Items from a dataset
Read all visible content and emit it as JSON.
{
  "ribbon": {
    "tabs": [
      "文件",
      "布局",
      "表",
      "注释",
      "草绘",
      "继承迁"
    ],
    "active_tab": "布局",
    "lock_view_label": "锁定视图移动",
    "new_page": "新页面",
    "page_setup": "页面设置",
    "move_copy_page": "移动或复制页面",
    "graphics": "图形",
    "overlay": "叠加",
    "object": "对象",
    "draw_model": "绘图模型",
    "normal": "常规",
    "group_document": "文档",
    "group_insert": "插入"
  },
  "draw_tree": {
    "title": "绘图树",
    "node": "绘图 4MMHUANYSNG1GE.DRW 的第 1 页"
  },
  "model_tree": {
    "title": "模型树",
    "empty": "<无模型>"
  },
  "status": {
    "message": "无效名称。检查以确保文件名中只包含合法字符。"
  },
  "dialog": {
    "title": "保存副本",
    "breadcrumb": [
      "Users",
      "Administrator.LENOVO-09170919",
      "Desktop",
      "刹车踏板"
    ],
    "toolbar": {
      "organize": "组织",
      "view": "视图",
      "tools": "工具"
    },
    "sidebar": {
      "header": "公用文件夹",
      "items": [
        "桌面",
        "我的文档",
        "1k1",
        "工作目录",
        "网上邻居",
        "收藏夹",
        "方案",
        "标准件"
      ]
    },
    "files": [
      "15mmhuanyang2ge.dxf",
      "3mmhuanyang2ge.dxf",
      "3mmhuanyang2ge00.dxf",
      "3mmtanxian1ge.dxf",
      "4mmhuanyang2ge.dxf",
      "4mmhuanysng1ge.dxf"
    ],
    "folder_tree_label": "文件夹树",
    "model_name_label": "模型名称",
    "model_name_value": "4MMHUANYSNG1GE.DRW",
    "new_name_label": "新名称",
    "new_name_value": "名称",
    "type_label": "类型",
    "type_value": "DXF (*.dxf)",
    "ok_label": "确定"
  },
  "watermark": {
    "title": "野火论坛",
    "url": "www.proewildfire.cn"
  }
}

Aim
Copy out the whole listing exactly.

Written answer
Read all visible content and emit it as JSON.
{
  "ribbon": {
    "tabs": [
      "文件",
      "布局",
      "表",
      "注释",
      "草绘",
      "继承迁"
    ],
    "active_tab": "布局",
    "lock_view_label": "锁定视图移动",
    "new_page": "新页面",
    "page_setup": "页面设置",
    "move_copy_page": "移动或复制页面",
    "graphics": "图形",
    "overlay": "叠加",
    "object": "对象",
    "draw_model": "绘图模型",
    "normal": "常规",
    "group_document": "文档",
    "group_insert": "插入"
  },
  "draw_tree": {
    "title": "绘图树",
    "node": "绘图 4MMHUANYSNG1GE.DRW 的第 1 页"
  },
  "model_tree": {
    "title": "模型树",
    "empty": "<无模型>"
  },
  "status": {
    "message": "无效名称。检查以确保文件名中只包含合法字符。"
  },
  "dialog": {
    "title": "保存副本",
    "breadcrumb": [
      "Users",
      "Administrator.LENOVO-09170919",
      "Desktop",
      "刹车踏板"
    ],
    "toolbar": {
      "organize": "组织",
      "view": "视图",
      "tools": "工具"
    },
    "sidebar": {
      "header": "公用文件夹",
      "items": [
        "桌面",
        "我的文档",
        "1k1",
        "工作目录",
        "网上邻居",
        "收藏夹",
        "方案",
        "标准件"
      ]
    },
    "files": [
      "15mmhuanyang2ge.dxf",
      "3mmhuanyang2ge.dxf",
      "3mmhuanyang2ge00.dxf",
      "3mmtanxian1ge.dxf",
      "4mmhuanyang2ge.dxf",
      "4mmhuanysng1ge.dxf"
    ],
    "folder_tree_label": "文件夹树",
    "model_name_label": "模型名称",
    "model_name_value": "4MMHUANYSNG1GE.DRW",
    "new_name_label": "新名称",
    "new_name_value": "名称",
    "type_label": "类型",
    "type_value": "DXF (*.dxf)",
    "ok_label": "确定"
  },
  "watermark": {
    "title": "野火论坛",
    "url": "www.proewildfire.cn"
  }
}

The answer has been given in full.